### Task goal
Review the material line by line. Identify and copy every line that contains the string "following".

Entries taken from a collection

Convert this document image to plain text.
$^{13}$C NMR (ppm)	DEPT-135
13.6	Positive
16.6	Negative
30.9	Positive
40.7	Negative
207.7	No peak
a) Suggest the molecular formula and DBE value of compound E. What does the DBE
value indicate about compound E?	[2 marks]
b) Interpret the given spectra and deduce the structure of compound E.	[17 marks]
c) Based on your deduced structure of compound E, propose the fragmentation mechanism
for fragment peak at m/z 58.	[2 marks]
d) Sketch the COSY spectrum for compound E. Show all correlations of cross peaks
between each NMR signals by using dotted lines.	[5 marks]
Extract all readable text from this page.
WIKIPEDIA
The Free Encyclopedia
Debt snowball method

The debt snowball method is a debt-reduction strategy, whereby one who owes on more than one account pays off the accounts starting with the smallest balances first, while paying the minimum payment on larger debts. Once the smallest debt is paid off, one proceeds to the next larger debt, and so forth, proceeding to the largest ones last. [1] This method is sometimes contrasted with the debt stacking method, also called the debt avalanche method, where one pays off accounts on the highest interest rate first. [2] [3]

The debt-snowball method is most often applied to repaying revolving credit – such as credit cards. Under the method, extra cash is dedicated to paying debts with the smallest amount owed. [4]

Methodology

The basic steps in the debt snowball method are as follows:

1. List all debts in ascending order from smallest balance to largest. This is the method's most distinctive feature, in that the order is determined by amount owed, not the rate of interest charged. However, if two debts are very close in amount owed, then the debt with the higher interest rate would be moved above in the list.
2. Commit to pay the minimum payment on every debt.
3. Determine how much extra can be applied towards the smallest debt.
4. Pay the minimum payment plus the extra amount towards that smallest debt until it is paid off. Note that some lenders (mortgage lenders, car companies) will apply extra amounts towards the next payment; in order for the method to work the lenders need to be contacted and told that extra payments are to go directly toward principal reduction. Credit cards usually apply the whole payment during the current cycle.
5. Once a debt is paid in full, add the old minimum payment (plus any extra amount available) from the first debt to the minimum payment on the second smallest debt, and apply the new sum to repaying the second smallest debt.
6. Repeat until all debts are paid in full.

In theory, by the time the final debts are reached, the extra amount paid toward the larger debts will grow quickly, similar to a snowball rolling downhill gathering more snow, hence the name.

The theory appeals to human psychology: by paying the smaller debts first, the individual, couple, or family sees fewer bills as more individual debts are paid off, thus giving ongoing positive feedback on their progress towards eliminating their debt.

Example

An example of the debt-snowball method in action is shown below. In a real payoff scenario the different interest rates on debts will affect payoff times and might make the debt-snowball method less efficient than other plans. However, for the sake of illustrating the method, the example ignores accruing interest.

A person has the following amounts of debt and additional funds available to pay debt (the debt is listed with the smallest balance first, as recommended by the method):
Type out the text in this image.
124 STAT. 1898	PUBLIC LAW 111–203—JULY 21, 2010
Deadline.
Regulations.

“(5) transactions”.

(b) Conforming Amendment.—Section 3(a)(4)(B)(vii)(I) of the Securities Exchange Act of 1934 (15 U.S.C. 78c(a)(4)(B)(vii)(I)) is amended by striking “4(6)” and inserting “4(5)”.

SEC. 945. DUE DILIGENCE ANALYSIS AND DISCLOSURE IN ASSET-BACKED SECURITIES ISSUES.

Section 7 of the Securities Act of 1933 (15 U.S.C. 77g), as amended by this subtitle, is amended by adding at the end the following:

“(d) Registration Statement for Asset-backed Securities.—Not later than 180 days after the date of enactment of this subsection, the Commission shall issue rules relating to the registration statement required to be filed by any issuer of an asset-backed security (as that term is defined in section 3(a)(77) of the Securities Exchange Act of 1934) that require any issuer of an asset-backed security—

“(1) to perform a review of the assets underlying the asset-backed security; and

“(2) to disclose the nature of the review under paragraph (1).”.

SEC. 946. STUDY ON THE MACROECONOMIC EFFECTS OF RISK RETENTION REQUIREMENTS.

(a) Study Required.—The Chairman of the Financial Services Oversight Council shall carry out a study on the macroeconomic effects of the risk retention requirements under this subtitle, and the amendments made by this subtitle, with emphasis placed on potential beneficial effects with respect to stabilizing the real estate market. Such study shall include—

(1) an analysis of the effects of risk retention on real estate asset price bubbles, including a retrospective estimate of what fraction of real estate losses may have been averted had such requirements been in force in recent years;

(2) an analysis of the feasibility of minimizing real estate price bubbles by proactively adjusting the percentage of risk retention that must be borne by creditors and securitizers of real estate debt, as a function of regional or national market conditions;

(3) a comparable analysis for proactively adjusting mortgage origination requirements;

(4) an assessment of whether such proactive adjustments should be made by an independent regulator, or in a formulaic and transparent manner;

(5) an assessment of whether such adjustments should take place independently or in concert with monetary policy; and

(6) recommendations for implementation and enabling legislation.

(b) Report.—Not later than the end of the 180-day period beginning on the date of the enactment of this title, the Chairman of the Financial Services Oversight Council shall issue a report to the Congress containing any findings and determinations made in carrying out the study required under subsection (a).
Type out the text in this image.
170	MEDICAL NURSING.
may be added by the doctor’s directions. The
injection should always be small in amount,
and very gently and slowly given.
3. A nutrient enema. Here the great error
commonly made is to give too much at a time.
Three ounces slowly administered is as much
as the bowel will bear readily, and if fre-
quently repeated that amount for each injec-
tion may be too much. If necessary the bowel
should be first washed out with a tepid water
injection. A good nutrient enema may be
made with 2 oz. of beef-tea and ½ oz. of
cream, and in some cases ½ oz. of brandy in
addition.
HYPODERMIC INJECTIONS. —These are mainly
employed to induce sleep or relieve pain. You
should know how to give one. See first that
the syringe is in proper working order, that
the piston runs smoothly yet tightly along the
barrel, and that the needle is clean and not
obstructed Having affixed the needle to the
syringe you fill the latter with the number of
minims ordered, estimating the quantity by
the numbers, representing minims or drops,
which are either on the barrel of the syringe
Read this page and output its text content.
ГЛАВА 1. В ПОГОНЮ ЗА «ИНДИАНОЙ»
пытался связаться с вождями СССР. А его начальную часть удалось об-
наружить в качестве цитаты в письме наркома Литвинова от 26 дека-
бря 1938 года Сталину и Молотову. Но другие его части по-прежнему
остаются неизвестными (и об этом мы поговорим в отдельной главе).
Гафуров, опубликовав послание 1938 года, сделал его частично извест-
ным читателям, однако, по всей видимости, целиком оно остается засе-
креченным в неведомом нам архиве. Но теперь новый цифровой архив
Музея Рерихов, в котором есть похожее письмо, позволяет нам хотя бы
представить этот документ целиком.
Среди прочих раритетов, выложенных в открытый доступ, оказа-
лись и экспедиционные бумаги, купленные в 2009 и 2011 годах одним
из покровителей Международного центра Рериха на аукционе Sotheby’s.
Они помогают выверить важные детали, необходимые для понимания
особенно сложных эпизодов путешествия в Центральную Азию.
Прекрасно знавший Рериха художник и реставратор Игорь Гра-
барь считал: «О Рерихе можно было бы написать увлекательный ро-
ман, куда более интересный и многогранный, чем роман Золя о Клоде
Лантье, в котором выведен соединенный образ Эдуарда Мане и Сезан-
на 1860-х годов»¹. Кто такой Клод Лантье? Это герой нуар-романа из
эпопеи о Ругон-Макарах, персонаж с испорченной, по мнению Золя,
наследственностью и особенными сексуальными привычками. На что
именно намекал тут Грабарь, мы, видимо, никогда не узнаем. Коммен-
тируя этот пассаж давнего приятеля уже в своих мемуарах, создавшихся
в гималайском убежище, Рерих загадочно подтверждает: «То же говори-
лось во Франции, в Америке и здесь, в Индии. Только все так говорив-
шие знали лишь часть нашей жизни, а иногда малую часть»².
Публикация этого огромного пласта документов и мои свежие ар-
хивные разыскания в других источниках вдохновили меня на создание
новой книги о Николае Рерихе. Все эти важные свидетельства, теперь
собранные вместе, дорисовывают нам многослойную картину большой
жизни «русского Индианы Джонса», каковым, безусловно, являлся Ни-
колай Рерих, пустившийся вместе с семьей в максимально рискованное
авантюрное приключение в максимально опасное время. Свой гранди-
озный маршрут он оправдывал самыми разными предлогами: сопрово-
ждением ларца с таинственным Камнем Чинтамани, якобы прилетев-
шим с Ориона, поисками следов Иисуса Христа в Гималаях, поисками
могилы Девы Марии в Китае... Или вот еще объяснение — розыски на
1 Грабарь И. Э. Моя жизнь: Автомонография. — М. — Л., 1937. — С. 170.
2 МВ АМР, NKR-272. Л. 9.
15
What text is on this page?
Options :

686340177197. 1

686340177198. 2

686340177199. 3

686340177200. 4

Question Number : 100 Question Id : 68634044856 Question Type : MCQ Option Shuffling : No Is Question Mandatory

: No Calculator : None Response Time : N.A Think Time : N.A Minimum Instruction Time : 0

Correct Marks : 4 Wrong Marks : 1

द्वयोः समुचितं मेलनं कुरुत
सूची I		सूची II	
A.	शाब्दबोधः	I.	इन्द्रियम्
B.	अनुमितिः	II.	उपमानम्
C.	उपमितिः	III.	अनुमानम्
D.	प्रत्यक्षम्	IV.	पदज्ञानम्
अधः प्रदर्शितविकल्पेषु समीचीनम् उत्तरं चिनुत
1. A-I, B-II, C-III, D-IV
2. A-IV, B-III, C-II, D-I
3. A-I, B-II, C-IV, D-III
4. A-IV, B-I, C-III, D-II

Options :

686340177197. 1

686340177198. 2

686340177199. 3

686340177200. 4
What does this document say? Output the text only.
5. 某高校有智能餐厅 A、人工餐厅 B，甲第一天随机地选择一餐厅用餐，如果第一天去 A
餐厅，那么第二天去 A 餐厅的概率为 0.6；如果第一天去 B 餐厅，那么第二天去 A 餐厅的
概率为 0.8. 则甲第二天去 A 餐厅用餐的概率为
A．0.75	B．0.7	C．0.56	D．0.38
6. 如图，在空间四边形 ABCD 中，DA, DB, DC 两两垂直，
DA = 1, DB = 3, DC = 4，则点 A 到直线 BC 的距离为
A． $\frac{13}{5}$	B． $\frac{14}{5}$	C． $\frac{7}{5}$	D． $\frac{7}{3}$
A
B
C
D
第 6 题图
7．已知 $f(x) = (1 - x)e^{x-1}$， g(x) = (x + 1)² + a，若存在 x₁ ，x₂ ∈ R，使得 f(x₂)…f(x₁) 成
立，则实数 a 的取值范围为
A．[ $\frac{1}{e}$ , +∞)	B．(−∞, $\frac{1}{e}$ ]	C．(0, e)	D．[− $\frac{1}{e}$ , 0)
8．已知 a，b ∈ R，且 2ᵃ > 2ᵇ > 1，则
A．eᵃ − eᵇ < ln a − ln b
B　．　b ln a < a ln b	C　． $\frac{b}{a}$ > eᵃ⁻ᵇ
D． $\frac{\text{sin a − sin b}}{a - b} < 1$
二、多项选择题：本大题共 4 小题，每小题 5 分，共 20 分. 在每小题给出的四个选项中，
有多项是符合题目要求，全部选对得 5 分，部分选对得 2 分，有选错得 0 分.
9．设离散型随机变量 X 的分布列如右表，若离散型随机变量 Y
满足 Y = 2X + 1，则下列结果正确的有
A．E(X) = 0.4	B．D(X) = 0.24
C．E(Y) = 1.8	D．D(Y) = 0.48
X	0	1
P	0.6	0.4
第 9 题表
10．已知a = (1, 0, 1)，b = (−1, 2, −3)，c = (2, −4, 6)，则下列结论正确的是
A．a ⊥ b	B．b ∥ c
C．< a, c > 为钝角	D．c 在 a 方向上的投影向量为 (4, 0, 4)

### Reply
A person has the following amounts of debt and additional funds available to pay debt (the debt is listed with the smallest balance first, as recommended by the method):
Section 7 of the Securities Act of 1933 (15 U.S.C. 77g), as amended by this subtitle, is amended by adding at the end the following:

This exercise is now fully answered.